Exercise goal
Reply with one number: the count of lines in the records below that hold "MONTH".

═══ Records provided ═══

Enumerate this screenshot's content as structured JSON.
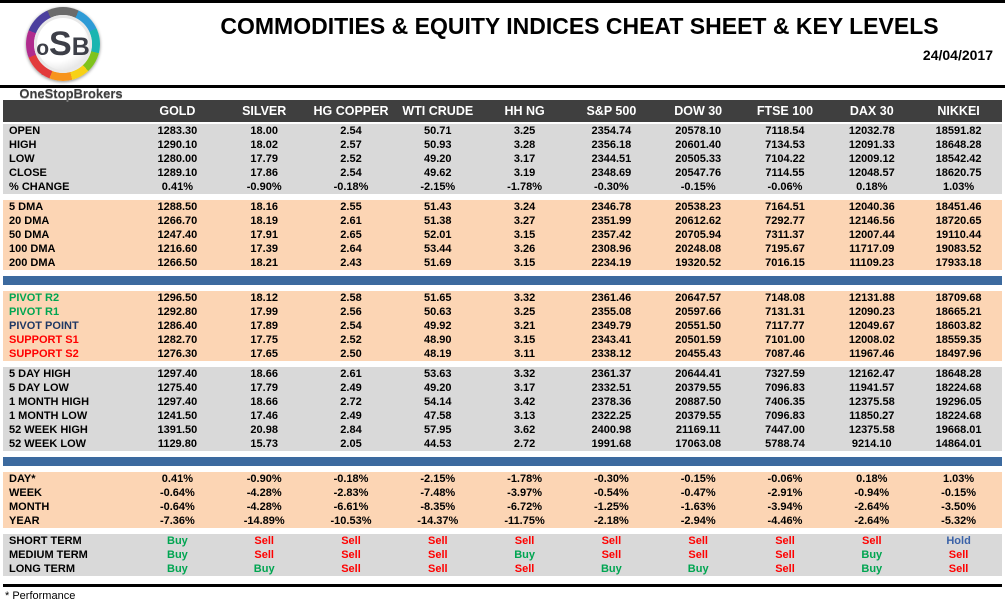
{
  "header": {
    "logo_text": "oSB",
    "brand": "OneStopBrokers",
    "title": "COMMODITIES & EQUITY INDICES CHEAT SHEET & KEY LEVELS",
    "date": "24/04/2017"
  },
  "colors": {
    "header_bg": "#3f3f3f",
    "gray_row": "#d9d9d9",
    "peach_row": "#fcd5b4",
    "separator_blue": "#3c6a9f",
    "buy_green": "#00a551",
    "sell_red": "#ff0000",
    "hold_blue": "#3a62a8",
    "pivot_navy": "#1f3864"
  },
  "columns": [
    "GOLD",
    "SILVER",
    "HG COPPER",
    "WTI CRUDE",
    "HH NG",
    "S&P 500",
    "DOW 30",
    "FTSE 100",
    "DAX 30",
    "NIKKEI"
  ],
  "blocks": [
    {
      "bg": "gray",
      "after": "gap",
      "rows": [
        {
          "label": "OPEN",
          "values": [
            "1283.30",
            "18.00",
            "2.54",
            "50.71",
            "3.25",
            "2354.74",
            "20578.10",
            "7118.54",
            "12032.78",
            "18591.82"
          ]
        },
        {
          "label": "HIGH",
          "values": [
            "1290.10",
            "18.02",
            "2.57",
            "50.93",
            "3.28",
            "2356.18",
            "20601.40",
            "7134.53",
            "12091.33",
            "18648.28"
          ]
        },
        {
          "label": "LOW",
          "values": [
            "1280.00",
            "17.79",
            "2.52",
            "49.20",
            "3.17",
            "2344.51",
            "20505.33",
            "7104.22",
            "12009.12",
            "18542.42"
          ]
        },
        {
          "label": "CLOSE",
          "values": [
            "1289.10",
            "17.86",
            "2.54",
            "49.62",
            "3.19",
            "2348.69",
            "20547.76",
            "7114.55",
            "12048.57",
            "18620.75"
          ]
        },
        {
          "label": "% CHANGE",
          "values": [
            "0.41%",
            "-0.90%",
            "-0.18%",
            "-2.15%",
            "-1.78%",
            "-0.30%",
            "-0.15%",
            "-0.06%",
            "0.18%",
            "1.03%"
          ]
        }
      ]
    },
    {
      "bg": "peach",
      "after": "blue",
      "rows": [
        {
          "label": "5 DMA",
          "values": [
            "1288.50",
            "18.16",
            "2.55",
            "51.43",
            "3.24",
            "2346.78",
            "20538.23",
            "7164.51",
            "12040.36",
            "18451.46"
          ]
        },
        {
          "label": "20 DMA",
          "values": [
            "1266.70",
            "18.19",
            "2.61",
            "51.38",
            "3.27",
            "2351.99",
            "20612.62",
            "7292.77",
            "12146.56",
            "18720.65"
          ]
        },
        {
          "label": "50 DMA",
          "values": [
            "1247.40",
            "17.91",
            "2.65",
            "52.01",
            "3.15",
            "2357.42",
            "20705.94",
            "7311.37",
            "12007.44",
            "19110.44"
          ]
        },
        {
          "label": "100 DMA",
          "values": [
            "1216.60",
            "17.39",
            "2.64",
            "53.44",
            "3.26",
            "2308.96",
            "20248.08",
            "7195.67",
            "11717.09",
            "19083.52"
          ]
        },
        {
          "label": "200 DMA",
          "values": [
            "1266.50",
            "18.21",
            "2.43",
            "51.69",
            "3.15",
            "2234.19",
            "19320.52",
            "7016.15",
            "11109.23",
            "17933.18"
          ]
        }
      ]
    },
    {
      "bg": "peach",
      "after": "gap",
      "rows": [
        {
          "label": "PIVOT R2",
          "color": "green",
          "values": [
            "1296.50",
            "18.12",
            "2.58",
            "51.65",
            "3.32",
            "2361.46",
            "20647.57",
            "7148.08",
            "12131.88",
            "18709.68"
          ]
        },
        {
          "label": "PIVOT R1",
          "color": "green",
          "values": [
            "1292.80",
            "17.99",
            "2.56",
            "50.63",
            "3.25",
            "2355.08",
            "20597.66",
            "7131.31",
            "12090.23",
            "18665.21"
          ]
        },
        {
          "label": "PIVOT POINT",
          "color": "navy",
          "values": [
            "1286.40",
            "17.89",
            "2.54",
            "49.92",
            "3.21",
            "2349.79",
            "20551.50",
            "7117.77",
            "12049.67",
            "18603.82"
          ]
        },
        {
          "label": "SUPPORT S1",
          "color": "red",
          "values": [
            "1282.70",
            "17.75",
            "2.52",
            "48.90",
            "3.15",
            "2343.41",
            "20501.59",
            "7101.00",
            "12008.02",
            "18559.35"
          ]
        },
        {
          "label": "SUPPORT S2",
          "color": "red",
          "values": [
            "1276.30",
            "17.65",
            "2.50",
            "48.19",
            "3.11",
            "2338.12",
            "20455.43",
            "7087.46",
            "11967.46",
            "18497.96"
          ]
        }
      ]
    },
    {
      "bg": "gray",
      "after": "blue",
      "rows": [
        {
          "label": "5 DAY HIGH",
          "values": [
            "1297.40",
            "18.66",
            "2.61",
            "53.63",
            "3.32",
            "2361.37",
            "20644.41",
            "7327.59",
            "12162.47",
            "18648.28"
          ]
        },
        {
          "label": "5 DAY LOW",
          "values": [
            "1275.40",
            "17.79",
            "2.49",
            "49.20",
            "3.17",
            "2332.51",
            "20379.55",
            "7096.83",
            "11941.57",
            "18224.68"
          ]
        },
        {
          "label": "1 MONTH HIGH",
          "values": [
            "1297.40",
            "18.66",
            "2.72",
            "54.14",
            "3.42",
            "2378.36",
            "20887.50",
            "7406.35",
            "12375.58",
            "19296.05"
          ]
        },
        {
          "label": "1 MONTH LOW",
          "values": [
            "1241.50",
            "17.46",
            "2.49",
            "47.58",
            "3.13",
            "2322.25",
            "20379.55",
            "7096.83",
            "11850.27",
            "18224.68"
          ]
        },
        {
          "label": "52 WEEK HIGH",
          "values": [
            "1391.50",
            "20.98",
            "2.84",
            "57.95",
            "3.62",
            "2400.98",
            "21169.11",
            "7447.00",
            "12375.58",
            "19668.01"
          ]
        },
        {
          "label": "52 WEEK LOW",
          "values": [
            "1129.80",
            "15.73",
            "2.05",
            "44.53",
            "2.72",
            "1991.68",
            "17063.08",
            "5788.74",
            "9214.10",
            "14864.01"
          ]
        }
      ]
    },
    {
      "bg": "peach",
      "after": "gap",
      "rows": [
        {
          "label": "DAY*",
          "values": [
            "0.41%",
            "-0.90%",
            "-0.18%",
            "-2.15%",
            "-1.78%",
            "-0.30%",
            "-0.15%",
            "-0.06%",
            "0.18%",
            "1.03%"
          ]
        },
        {
          "label": "WEEK",
          "values": [
            "-0.64%",
            "-4.28%",
            "-2.83%",
            "-7.48%",
            "-3.97%",
            "-0.54%",
            "-0.47%",
            "-2.91%",
            "-0.94%",
            "-0.15%"
          ]
        },
        {
          "label": "MONTH",
          "values": [
            "-0.64%",
            "-4.28%",
            "-6.61%",
            "-8.35%",
            "-6.72%",
            "-1.25%",
            "-1.63%",
            "-3.94%",
            "-2.64%",
            "-3.50%"
          ]
        },
        {
          "label": "YEAR",
          "values": [
            "-7.36%",
            "-14.89%",
            "-10.53%",
            "-14.37%",
            "-11.75%",
            "-2.18%",
            "-2.94%",
            "-4.46%",
            "-2.64%",
            "-5.32%"
          ]
        }
      ]
    },
    {
      "bg": "gray",
      "type": "signals",
      "after": null,
      "rows": [
        {
          "label": "SHORT TERM",
          "values": [
            "Buy",
            "Sell",
            "Sell",
            "Sell",
            "Sell",
            "Sell",
            "Sell",
            "Sell",
            "Sell",
            "Hold"
          ]
        },
        {
          "label": "MEDIUM TERM",
          "values": [
            "Buy",
            "Sell",
            "Sell",
            "Sell",
            "Buy",
            "Sell",
            "Sell",
            "Sell",
            "Buy",
            "Sell"
          ]
        },
        {
          "label": "LONG TERM",
          "values": [
            "Buy",
            "Buy",
            "Sell",
            "Sell",
            "Sell",
            "Buy",
            "Buy",
            "Sell",
            "Buy",
            "Sell"
          ]
        }
      ]
    }
  ],
  "footnote": "* Performance"
}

═══

Task answer
3